__Records to process__:

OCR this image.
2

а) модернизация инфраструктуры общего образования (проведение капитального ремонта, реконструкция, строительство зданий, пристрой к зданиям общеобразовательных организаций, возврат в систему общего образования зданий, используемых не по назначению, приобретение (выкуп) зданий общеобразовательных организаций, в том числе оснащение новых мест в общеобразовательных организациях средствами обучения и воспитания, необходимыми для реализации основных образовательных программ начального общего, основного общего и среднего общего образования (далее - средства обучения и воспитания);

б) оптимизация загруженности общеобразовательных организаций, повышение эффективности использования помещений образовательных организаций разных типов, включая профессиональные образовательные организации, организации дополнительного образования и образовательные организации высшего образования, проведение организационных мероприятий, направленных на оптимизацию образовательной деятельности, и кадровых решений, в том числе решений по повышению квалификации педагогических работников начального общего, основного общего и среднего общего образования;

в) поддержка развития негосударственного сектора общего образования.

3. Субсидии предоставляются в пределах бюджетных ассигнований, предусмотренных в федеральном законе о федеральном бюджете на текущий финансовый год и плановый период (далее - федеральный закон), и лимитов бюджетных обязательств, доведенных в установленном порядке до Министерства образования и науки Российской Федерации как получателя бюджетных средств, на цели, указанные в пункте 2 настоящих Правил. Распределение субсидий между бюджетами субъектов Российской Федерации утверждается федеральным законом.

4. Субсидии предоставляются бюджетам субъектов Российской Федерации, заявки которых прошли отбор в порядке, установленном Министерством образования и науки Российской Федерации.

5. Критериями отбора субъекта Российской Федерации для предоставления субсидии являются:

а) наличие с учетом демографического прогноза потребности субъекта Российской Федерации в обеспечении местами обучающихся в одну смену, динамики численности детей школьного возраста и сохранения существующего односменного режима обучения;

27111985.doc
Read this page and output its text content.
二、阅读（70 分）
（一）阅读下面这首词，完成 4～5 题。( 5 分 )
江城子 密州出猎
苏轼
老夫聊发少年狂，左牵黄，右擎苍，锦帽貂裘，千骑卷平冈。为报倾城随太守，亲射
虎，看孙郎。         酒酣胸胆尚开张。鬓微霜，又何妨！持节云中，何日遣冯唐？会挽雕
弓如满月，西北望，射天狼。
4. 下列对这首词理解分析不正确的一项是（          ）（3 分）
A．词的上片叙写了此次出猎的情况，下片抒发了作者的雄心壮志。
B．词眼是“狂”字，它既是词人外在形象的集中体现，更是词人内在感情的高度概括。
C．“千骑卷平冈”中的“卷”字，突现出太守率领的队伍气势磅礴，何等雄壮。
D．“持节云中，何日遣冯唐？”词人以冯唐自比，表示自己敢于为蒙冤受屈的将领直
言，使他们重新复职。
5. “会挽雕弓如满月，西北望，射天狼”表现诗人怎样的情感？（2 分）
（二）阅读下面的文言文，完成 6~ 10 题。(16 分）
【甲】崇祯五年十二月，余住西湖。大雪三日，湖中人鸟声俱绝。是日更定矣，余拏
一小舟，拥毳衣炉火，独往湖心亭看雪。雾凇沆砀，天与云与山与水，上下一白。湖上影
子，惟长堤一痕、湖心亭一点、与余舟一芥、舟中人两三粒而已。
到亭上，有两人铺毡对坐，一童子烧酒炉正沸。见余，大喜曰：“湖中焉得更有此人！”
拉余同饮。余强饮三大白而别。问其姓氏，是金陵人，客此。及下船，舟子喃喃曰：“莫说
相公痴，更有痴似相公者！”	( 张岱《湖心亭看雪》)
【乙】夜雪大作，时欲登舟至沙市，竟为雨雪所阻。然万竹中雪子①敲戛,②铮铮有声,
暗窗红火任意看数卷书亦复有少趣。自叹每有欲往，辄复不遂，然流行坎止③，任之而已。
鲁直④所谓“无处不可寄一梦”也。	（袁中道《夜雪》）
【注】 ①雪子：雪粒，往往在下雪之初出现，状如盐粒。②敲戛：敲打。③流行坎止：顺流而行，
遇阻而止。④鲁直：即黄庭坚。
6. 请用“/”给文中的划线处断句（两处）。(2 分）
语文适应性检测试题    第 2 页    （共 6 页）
==
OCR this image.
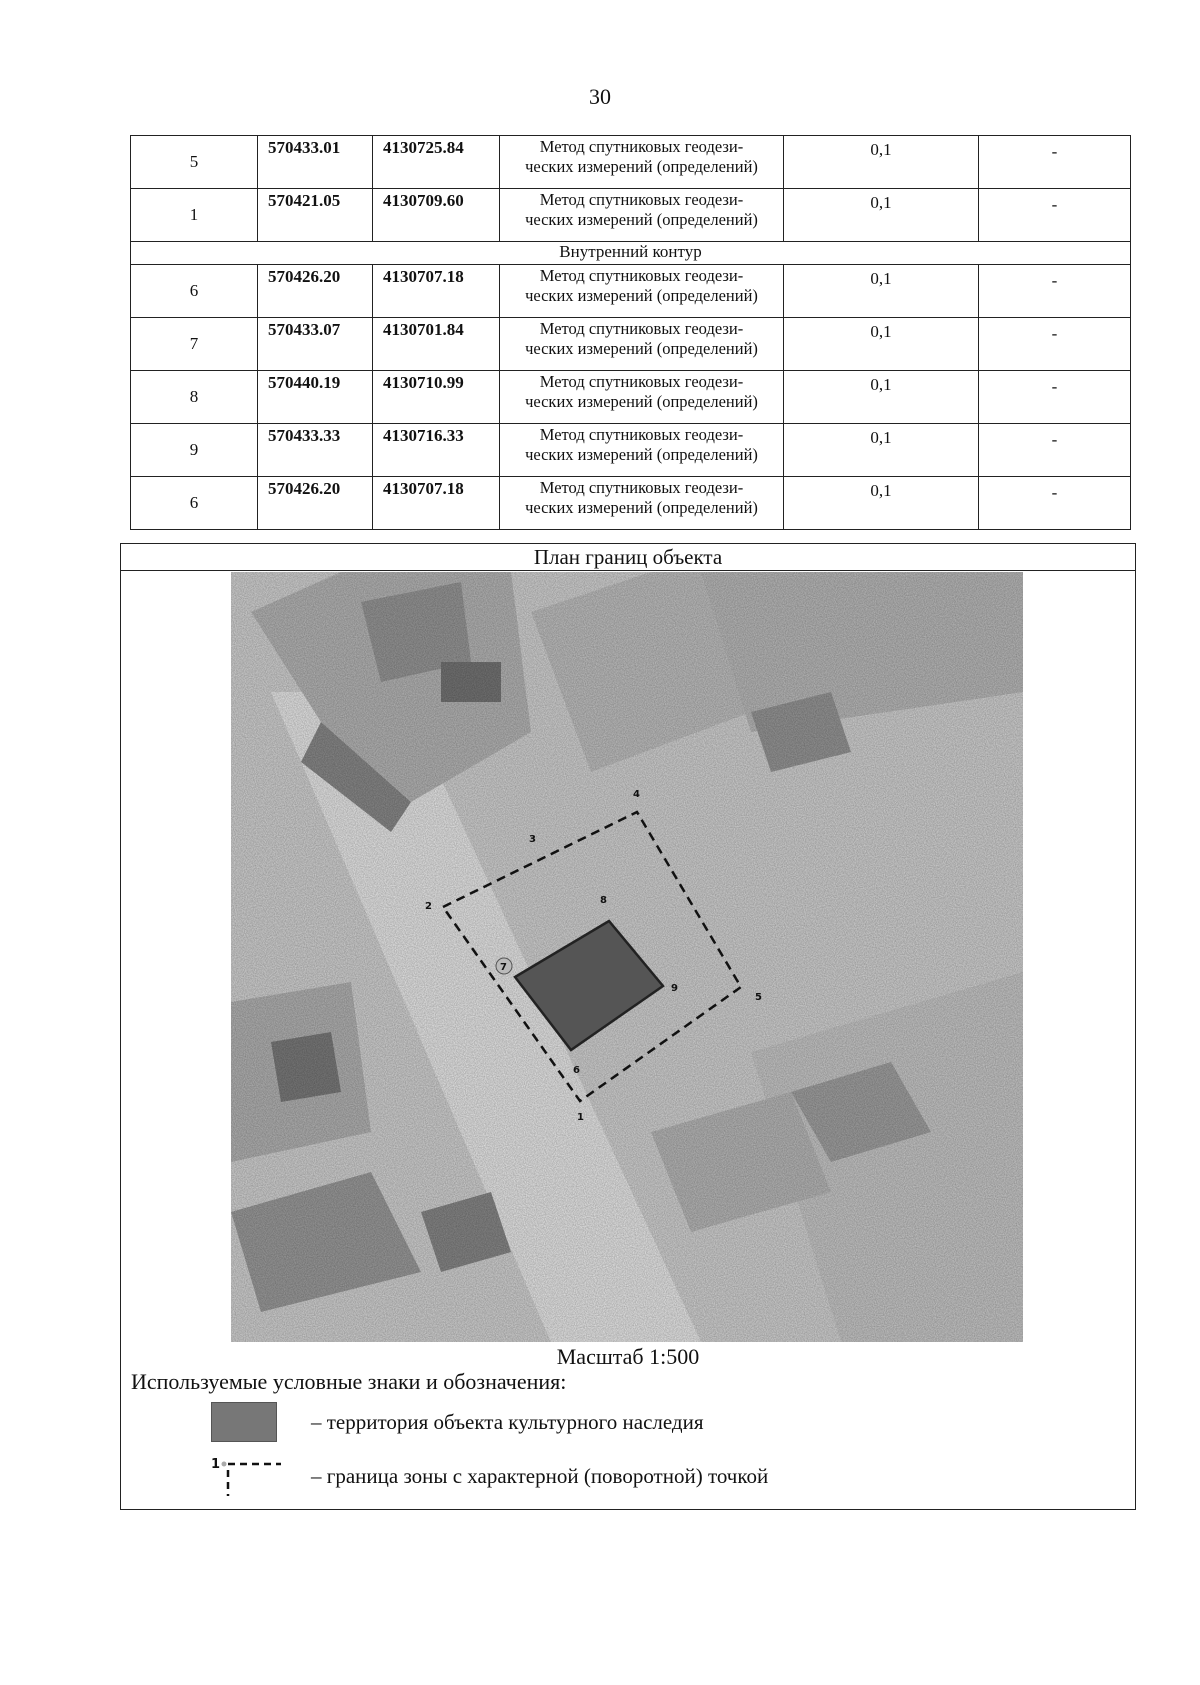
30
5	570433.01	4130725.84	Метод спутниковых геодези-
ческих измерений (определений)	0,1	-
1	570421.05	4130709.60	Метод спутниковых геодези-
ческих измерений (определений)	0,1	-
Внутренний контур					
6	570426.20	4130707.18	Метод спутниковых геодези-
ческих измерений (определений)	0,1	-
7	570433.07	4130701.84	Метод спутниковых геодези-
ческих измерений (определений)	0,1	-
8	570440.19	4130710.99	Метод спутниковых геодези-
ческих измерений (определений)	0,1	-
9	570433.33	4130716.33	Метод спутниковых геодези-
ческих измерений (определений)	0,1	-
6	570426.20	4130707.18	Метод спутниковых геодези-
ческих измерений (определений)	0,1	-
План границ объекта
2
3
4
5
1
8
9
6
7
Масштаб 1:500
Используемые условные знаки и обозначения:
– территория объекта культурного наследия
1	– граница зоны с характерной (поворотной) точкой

__Exercise directions__: Identify the lines in the entries above that contain "объекта", then copy them out.

__Correct result__:
План границ объекта
– территория объекта культурного наследия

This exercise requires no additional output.